§ PROBLEM STATEMENT: Consider the data that follows and state how many lines contain the string "мелкой", using the number alone.

§ RECORDS FOR THIS EXERCISE:
_ _ _

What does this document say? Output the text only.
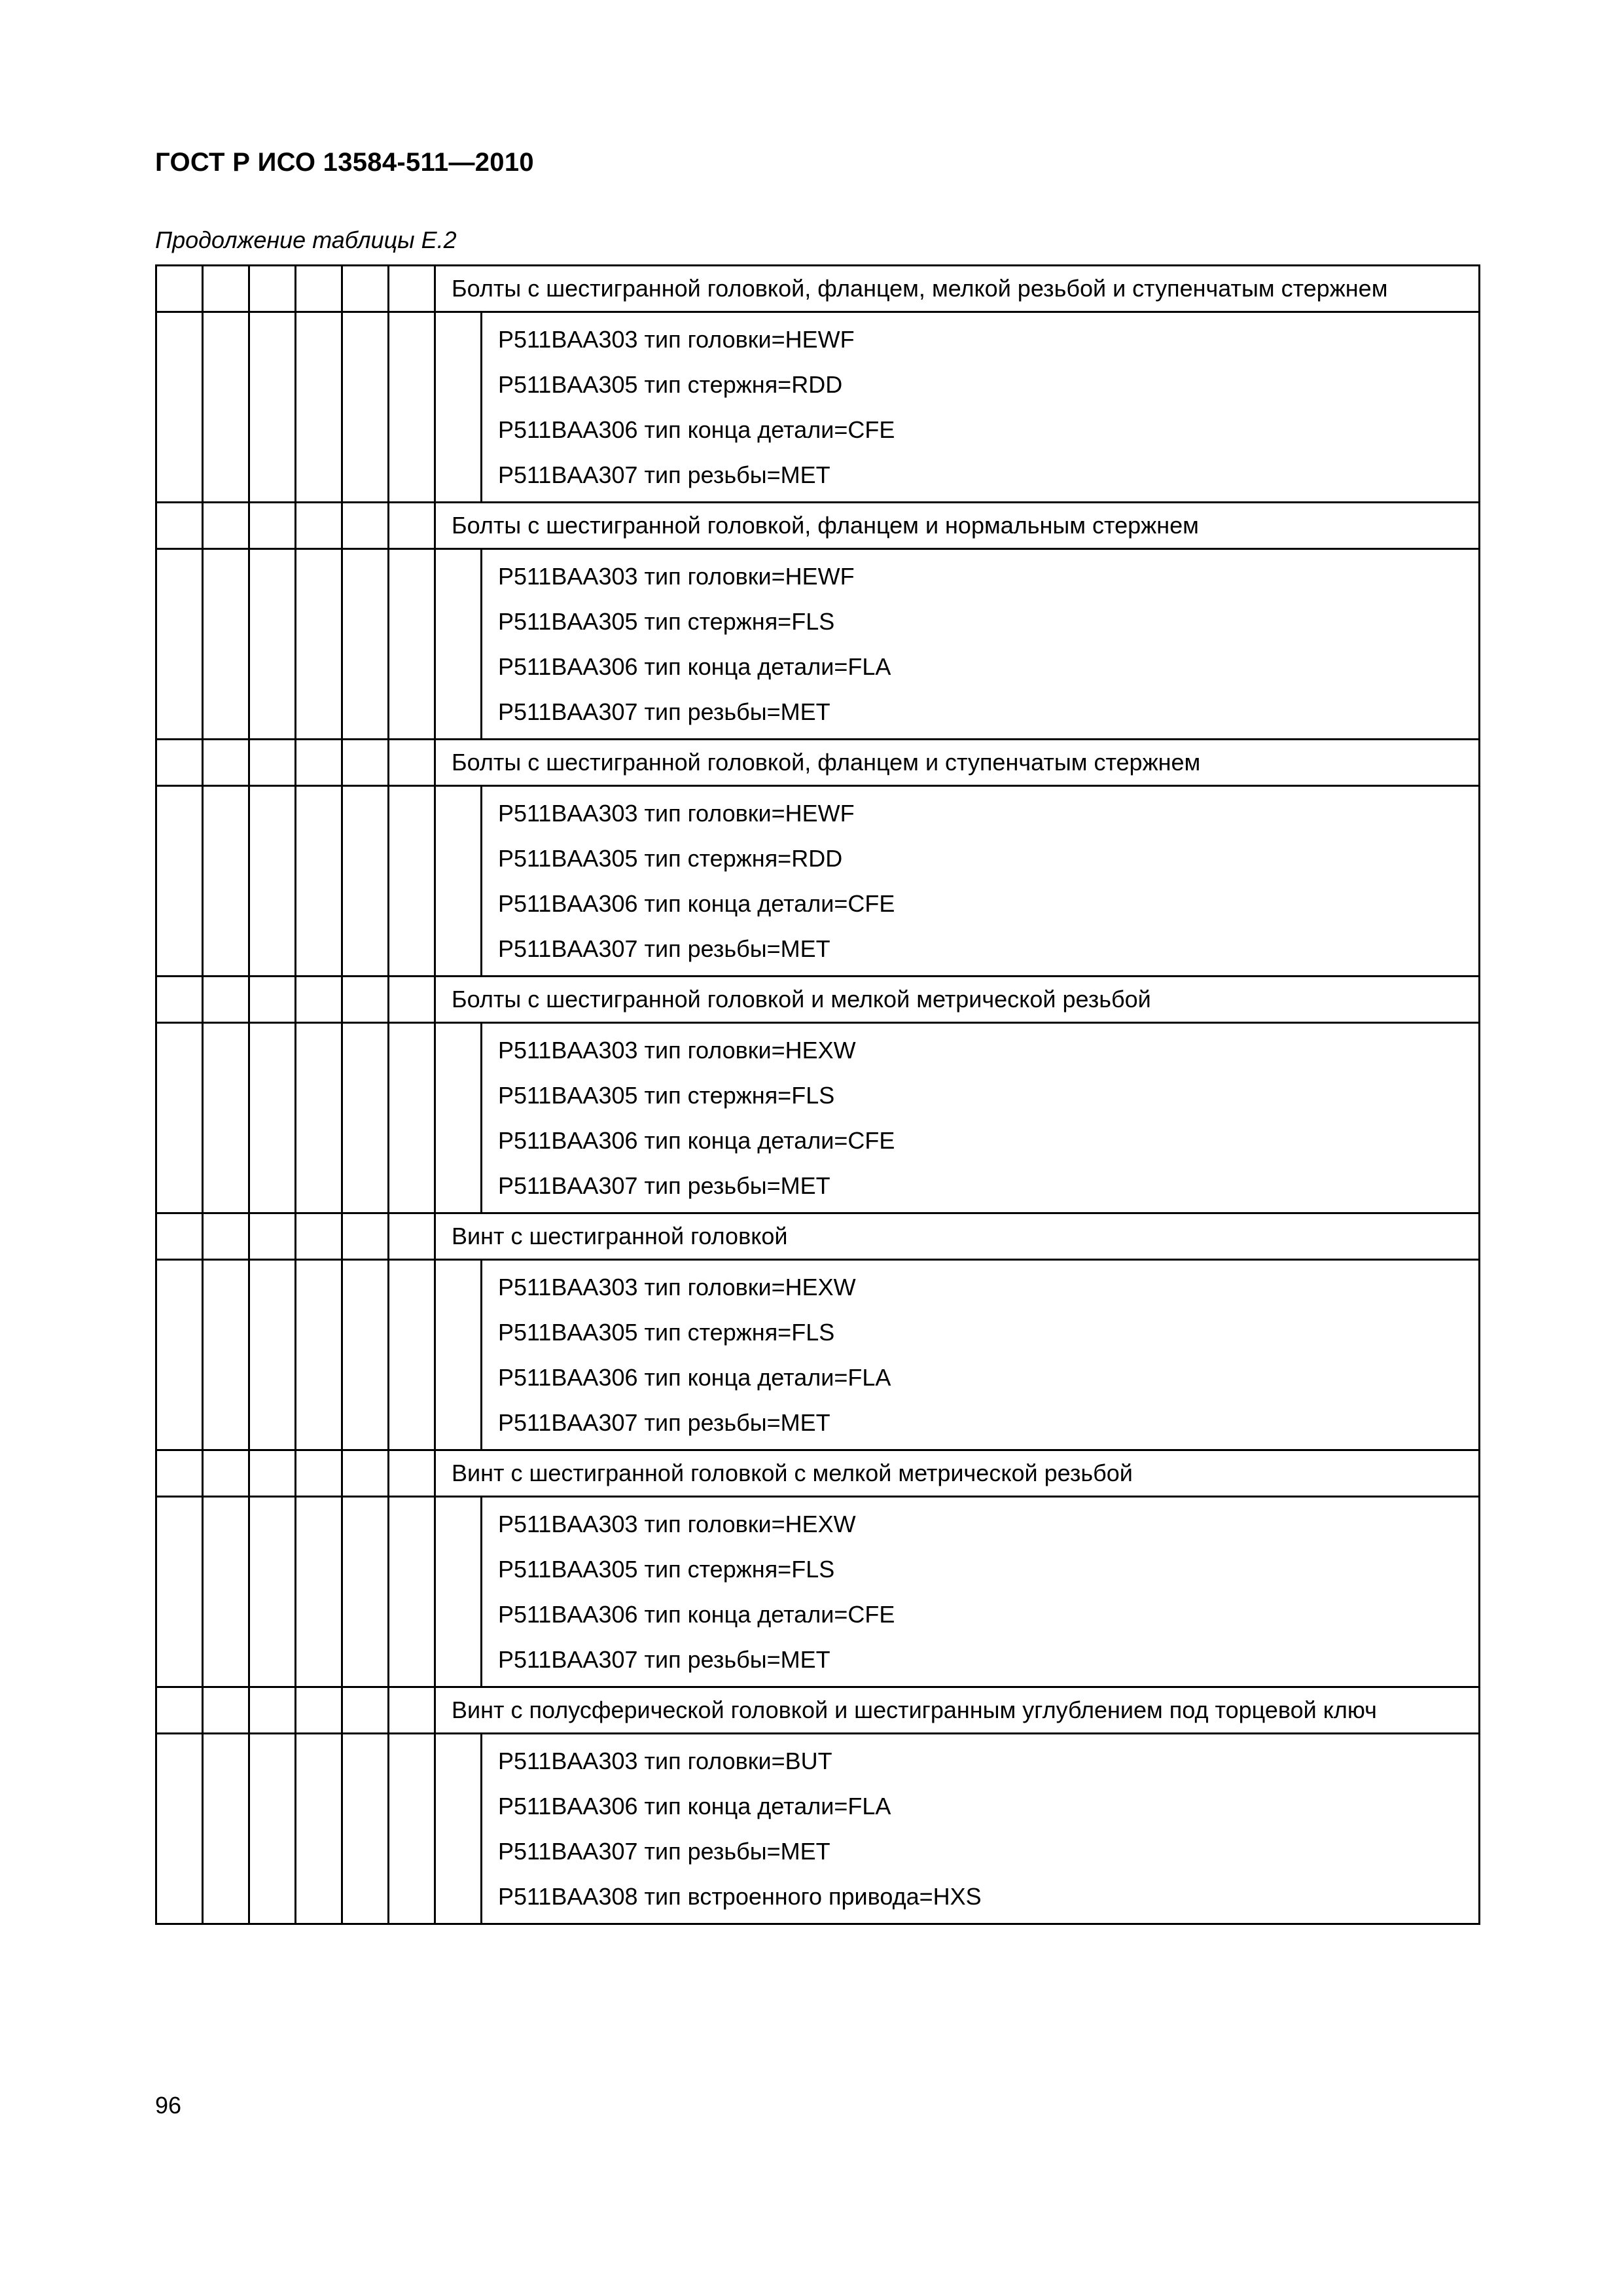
ГОСТ Р ИСО 13584-511—2010
Продолжение таблицы Е.2
						Болты с шестигранной головкой, фланцем, мелкой резьбой и ступенчатым стержнем	

							P511BAA303 тип головки=HEWF
P511BAA305 тип стержня=RDD
P511BAA306 тип конца детали=CFE
P511BAA307 тип резьбы=MET

						Болты с шестигранной головкой, фланцем и нормальным стержнем	

							P511BAA303 тип головки=HEWF
P511BAA305 тип стержня=FLS
P511BAA306 тип конца детали=FLA
P511BAA307 тип резьбы=MET

						Болты с шестигранной головкой, фланцем и ступенчатым стержнем	

							P511BAA303 тип головки=HEWF
P511BAA305 тип стержня=RDD
P511BAA306 тип конца детали=CFE
P511BAA307 тип резьбы=MET

						Болты с шестигранной головкой и мелкой метрической резьбой	

							P511BAA303 тип головки=HEXW
P511BAA305 тип стержня=FLS
P511BAA306 тип конца детали=CFE
P511BAA307 тип резьбы=MET

						Винт с шестигранной головкой	

							P511BAA303 тип головки=HEXW
P511BAA305 тип стержня=FLS
P511BAA306 тип конца детали=FLA
P511BAA307 тип резьбы=MET

						Винт с шестигранной головкой с мелкой метрической резьбой	

							P511BAA303 тип головки=HEXW
P511BAA305 тип стержня=FLS
P511BAA306 тип конца детали=CFE
P511BAA307 тип резьбы=MET

						Винт с полусферической головкой и шестигранным углублением под торцевой ключ	

							P511BAA303 тип головки=BUT
P511BAA306 тип конца детали=FLA
P511BAA307 тип резьбы=MET
P511BAA308 тип встроенного привода=HXS
96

_ _ _

§ COMPLETED TASK: 3